┏━━

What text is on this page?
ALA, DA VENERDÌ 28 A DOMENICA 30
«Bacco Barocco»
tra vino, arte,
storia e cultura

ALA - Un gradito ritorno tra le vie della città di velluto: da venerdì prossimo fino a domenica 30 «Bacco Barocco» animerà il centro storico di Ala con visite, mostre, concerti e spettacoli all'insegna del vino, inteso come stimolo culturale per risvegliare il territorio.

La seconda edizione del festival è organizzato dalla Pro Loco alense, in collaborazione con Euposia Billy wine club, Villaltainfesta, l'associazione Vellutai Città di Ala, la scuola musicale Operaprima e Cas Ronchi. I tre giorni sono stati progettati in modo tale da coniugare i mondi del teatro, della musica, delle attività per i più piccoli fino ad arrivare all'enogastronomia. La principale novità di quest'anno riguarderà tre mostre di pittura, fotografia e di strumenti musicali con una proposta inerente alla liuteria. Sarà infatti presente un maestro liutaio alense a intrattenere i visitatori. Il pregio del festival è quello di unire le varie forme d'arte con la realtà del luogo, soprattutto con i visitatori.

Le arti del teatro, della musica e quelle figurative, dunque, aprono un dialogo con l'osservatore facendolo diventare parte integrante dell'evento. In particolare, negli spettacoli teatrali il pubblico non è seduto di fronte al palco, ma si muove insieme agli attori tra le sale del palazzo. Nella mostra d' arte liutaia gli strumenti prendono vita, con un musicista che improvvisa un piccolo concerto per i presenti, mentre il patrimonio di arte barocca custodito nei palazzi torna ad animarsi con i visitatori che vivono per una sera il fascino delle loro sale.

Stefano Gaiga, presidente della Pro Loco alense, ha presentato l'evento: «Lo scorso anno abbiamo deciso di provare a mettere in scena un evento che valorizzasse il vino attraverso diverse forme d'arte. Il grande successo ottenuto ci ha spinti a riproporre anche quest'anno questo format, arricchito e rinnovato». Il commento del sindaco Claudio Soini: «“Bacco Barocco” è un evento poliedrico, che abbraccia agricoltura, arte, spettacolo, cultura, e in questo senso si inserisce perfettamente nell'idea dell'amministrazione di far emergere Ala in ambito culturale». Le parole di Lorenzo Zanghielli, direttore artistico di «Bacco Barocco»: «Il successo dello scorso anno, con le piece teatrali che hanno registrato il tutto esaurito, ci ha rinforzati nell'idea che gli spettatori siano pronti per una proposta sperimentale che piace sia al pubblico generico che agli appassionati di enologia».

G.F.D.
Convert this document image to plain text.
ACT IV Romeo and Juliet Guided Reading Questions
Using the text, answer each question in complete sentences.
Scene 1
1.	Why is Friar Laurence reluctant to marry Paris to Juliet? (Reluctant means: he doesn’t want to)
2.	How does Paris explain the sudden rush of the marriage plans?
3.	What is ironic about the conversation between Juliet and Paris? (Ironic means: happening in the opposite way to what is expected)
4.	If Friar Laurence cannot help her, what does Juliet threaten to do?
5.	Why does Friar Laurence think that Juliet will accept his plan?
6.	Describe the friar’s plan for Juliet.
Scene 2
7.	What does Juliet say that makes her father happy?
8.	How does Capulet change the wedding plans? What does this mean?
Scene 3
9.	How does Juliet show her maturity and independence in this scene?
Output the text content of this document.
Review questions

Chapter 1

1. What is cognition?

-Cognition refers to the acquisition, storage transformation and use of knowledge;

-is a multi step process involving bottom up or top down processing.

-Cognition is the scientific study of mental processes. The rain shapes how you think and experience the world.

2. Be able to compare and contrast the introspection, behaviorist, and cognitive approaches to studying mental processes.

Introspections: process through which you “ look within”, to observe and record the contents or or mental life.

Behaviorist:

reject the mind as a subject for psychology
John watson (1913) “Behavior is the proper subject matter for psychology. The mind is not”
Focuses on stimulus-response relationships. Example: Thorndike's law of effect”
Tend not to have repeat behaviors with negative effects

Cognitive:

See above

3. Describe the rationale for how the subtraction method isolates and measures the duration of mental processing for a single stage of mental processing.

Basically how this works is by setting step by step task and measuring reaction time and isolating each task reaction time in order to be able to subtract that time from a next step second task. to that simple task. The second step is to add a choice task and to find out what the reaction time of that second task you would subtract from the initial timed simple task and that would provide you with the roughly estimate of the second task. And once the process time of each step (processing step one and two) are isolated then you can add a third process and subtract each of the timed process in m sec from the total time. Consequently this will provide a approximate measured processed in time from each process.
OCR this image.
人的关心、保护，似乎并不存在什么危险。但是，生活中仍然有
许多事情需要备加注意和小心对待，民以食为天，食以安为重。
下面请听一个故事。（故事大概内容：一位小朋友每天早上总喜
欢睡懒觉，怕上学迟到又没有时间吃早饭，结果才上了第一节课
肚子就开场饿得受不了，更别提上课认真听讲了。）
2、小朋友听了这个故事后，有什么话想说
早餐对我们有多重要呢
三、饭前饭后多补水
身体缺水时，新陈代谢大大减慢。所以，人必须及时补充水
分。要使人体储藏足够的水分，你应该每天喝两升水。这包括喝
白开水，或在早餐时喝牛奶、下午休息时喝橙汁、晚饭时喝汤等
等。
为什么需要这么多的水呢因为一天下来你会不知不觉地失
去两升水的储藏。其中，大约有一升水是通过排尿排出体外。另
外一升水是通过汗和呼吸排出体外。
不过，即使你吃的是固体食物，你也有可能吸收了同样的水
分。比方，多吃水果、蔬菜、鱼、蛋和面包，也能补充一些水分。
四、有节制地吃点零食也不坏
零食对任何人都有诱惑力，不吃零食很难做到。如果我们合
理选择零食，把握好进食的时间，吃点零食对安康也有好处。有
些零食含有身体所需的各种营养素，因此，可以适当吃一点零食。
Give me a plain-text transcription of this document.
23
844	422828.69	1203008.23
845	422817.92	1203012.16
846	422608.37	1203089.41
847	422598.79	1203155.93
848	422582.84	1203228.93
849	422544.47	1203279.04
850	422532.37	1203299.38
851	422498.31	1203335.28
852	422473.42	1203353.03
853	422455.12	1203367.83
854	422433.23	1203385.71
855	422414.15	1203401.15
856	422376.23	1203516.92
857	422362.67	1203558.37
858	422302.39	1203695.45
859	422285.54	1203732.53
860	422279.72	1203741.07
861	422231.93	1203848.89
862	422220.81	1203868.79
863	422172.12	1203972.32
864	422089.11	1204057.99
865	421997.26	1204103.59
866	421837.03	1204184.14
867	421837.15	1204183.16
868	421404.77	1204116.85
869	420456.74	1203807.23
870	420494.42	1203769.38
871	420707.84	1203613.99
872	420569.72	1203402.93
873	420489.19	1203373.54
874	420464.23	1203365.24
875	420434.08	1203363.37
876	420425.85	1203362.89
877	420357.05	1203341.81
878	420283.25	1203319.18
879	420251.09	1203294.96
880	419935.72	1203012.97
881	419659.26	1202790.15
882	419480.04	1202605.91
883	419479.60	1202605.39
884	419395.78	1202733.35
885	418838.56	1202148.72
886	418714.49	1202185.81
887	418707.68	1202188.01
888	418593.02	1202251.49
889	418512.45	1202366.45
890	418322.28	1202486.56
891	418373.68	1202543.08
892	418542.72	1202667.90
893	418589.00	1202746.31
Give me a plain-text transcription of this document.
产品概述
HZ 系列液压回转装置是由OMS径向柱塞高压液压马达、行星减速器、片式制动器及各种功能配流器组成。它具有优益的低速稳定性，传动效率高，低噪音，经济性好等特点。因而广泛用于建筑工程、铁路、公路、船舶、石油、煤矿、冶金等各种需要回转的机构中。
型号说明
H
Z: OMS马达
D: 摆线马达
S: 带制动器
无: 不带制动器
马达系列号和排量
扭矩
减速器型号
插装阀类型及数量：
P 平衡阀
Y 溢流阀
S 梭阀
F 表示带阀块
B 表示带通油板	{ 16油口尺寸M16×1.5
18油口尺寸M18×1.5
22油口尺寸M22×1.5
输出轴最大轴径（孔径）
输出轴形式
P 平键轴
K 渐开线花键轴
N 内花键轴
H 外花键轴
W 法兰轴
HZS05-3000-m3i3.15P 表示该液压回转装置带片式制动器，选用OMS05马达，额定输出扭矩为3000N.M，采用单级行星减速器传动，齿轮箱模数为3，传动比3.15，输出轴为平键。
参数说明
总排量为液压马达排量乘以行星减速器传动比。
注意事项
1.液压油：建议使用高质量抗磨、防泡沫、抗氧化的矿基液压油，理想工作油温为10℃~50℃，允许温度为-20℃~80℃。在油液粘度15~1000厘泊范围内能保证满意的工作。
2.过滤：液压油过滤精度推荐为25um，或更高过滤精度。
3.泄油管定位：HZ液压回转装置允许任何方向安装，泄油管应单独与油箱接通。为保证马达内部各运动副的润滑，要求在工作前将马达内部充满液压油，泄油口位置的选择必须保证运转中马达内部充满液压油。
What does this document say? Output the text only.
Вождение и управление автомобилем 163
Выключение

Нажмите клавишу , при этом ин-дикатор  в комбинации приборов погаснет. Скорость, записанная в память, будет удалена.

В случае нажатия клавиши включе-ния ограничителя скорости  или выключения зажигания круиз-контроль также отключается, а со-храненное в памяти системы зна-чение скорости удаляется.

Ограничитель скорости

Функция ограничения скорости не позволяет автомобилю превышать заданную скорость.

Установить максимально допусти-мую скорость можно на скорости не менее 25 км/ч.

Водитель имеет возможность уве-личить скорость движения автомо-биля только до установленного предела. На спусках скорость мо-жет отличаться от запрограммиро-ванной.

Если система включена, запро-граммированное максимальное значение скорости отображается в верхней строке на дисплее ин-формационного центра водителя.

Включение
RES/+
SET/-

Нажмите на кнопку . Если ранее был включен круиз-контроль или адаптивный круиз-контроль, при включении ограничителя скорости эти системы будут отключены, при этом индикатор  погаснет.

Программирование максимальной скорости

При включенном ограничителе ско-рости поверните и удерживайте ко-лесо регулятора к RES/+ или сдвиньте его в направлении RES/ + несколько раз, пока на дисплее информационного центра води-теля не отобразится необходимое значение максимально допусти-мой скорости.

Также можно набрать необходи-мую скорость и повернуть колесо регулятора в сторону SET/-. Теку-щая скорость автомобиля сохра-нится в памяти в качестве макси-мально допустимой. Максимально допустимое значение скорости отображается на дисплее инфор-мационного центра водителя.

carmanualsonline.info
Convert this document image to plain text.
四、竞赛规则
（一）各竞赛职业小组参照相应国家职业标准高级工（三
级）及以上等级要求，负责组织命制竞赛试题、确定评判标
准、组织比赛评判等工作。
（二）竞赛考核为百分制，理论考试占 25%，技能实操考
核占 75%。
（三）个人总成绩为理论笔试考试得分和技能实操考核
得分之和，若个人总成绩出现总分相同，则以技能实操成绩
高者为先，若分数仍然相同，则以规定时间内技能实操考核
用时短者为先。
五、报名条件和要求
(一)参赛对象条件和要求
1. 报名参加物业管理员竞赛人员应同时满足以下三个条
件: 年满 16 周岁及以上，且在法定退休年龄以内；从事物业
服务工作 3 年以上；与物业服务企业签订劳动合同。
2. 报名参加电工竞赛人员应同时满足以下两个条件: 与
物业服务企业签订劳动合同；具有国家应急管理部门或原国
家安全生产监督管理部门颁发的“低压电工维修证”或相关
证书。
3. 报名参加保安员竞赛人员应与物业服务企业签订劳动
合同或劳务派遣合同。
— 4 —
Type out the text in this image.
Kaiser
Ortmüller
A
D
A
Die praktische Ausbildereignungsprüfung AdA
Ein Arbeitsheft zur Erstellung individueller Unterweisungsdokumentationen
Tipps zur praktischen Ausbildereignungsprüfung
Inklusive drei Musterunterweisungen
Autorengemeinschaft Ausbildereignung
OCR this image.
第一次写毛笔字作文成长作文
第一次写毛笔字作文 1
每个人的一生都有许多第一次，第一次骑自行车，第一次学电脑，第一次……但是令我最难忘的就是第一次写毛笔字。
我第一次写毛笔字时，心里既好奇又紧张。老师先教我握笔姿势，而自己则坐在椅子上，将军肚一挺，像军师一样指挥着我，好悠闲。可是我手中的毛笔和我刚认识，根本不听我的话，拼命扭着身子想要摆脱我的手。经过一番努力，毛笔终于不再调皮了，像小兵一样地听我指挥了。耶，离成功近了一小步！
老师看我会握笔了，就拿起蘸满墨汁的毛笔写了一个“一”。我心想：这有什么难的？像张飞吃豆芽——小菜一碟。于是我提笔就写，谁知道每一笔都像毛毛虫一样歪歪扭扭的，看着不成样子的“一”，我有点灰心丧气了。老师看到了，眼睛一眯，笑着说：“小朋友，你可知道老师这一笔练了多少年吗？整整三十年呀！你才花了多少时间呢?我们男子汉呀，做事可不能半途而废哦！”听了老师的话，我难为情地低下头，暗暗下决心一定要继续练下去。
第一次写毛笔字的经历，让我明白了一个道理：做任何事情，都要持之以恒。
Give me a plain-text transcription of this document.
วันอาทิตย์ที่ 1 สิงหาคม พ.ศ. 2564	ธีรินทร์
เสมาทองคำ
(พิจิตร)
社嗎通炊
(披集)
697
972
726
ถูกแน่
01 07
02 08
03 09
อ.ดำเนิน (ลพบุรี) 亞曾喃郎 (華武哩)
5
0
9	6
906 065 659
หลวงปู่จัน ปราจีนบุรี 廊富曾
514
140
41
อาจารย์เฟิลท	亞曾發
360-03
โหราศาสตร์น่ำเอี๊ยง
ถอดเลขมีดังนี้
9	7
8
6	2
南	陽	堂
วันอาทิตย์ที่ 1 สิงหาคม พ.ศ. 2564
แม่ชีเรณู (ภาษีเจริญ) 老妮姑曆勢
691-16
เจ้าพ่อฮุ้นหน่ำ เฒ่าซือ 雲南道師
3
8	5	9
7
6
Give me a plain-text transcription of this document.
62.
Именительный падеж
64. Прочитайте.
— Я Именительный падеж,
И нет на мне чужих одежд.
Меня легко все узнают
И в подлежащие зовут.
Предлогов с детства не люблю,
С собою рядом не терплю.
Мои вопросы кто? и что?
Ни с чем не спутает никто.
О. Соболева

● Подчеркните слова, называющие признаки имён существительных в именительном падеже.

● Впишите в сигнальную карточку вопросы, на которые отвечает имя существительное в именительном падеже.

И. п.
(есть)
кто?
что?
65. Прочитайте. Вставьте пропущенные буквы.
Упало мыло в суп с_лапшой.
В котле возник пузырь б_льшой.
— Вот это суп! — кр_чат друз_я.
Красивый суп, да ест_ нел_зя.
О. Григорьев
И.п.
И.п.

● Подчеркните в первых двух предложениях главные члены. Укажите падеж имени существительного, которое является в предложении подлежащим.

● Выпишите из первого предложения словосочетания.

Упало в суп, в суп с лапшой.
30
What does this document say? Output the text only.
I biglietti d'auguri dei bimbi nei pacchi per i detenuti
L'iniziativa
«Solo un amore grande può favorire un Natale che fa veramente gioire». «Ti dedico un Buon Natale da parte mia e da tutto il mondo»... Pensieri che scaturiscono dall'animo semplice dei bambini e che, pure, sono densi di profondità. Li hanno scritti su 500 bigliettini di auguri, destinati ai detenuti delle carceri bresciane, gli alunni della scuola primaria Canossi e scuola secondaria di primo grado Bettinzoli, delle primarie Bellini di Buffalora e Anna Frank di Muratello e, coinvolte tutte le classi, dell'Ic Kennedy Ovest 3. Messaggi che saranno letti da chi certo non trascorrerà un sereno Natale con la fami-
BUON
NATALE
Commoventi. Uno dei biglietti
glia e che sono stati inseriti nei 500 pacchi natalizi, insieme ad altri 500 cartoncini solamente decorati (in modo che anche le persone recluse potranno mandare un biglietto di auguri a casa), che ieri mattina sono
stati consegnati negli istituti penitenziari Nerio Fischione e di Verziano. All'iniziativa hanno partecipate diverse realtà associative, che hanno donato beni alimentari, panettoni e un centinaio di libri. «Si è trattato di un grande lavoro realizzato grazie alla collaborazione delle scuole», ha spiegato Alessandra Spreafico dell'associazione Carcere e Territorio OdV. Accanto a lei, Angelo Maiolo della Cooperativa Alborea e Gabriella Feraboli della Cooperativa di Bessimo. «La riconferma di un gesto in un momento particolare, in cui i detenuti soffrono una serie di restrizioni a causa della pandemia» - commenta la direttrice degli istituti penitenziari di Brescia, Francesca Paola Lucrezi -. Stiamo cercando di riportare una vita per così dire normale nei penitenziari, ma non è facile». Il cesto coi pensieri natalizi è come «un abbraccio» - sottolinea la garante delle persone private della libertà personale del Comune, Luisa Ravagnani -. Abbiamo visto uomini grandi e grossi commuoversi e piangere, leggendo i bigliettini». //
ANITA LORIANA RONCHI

┗━━

Pick out each line above that includes "psychology" and show it.

* Solution:
reject the mind as a subject for psychology
John watson (1913) “Behavior is the proper subject matter for psychology. The mind is not”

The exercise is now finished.